▶ TASK DIRECTIONS: Change "y-tick-label" to "y-axis-label" in the lines from the one with "bar-segment [394,63,410,229]" to the one with "x-tick-label: 2023 [372,341,414,383]", leaving everything else as it is, and return only those lines.

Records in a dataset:
[BEGIN]

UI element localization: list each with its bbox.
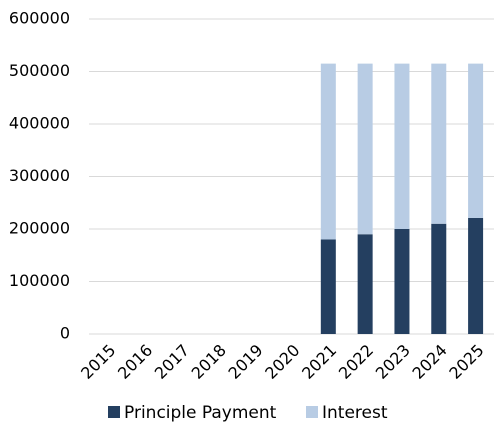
bar-segment [394,63,410,229]
bar-segment [320,63,336,240]
x-tick-label: 2015 [77,341,119,383]
x-tick-label: 2016 [114,341,156,383]
x-tick-label: 2019 [224,341,266,383]
y-tick-label: 600000 [9,9,70,28]
bar-segment [468,217,484,334]
y-tick-label: 400000 [9,114,70,133]
y-tick-label: 100000 [9,271,70,290]
y-tick-label: 0 [60,324,70,343]
legend-swatch [306,406,318,418]
x-tick-label: 2018 [188,341,230,383]
bar-segment [468,63,484,218]
bar-segment [431,223,447,334]
legend-label: Interest [322,403,388,423]
y-tick-label: 300000 [9,166,70,185]
x-tick-label: 2020 [261,341,303,383]
x-tick-label: 2022 [335,341,377,383]
bar-segment [357,234,373,334]
x-tick-label: 2017 [151,341,193,383]
x-tick-label: 2023 [372,341,414,383]
y-tick-label: 200000 [9,219,70,238]
bar-segment [431,63,447,224]
x-tick-label: 2024 [409,341,451,383]
bar-segment [357,63,373,235]
legend-label: Principle Payment [124,403,277,423]
y-tick-label: 500000 [9,61,70,80]
x-tick-label: 2021 [298,341,340,383]
bar-segment [320,239,336,334]
bar-segment [394,229,410,334]
x-tick-label: 2025 [445,341,487,383]
legend-swatch [108,406,120,418]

[END]

▶ OUTPUT FOR THIS EXERCISE:
bar-segment [394,63,410,229]
bar-segment [320,63,336,240]
x-tick-label: 2015 [77,341,119,383]
x-tick-label: 2016 [114,341,156,383]
x-tick-label: 2019 [224,341,266,383]
y-axis-label: 600000 [9,9,70,28]
bar-segment [468,217,484,334]
y-axis-label: 400000 [9,114,70,133]
y-axis-label: 100000 [9,271,70,290]
y-axis-label: 0 [60,324,70,343]
legend-swatch [306,406,318,418]
x-tick-label: 2018 [188,341,230,383]
bar-segment [468,63,484,218]
bar-segment [431,223,447,334]
legend-label: Interest [322,403,388,423]
y-axis-label: 300000 [9,166,70,185]
x-tick-label: 2020 [261,341,303,383]
x-tick-label: 2022 [335,341,377,383]
bar-segment [357,234,373,334]
x-tick-label: 2017 [151,341,193,383]
x-tick-label: 2023 [372,341,414,383]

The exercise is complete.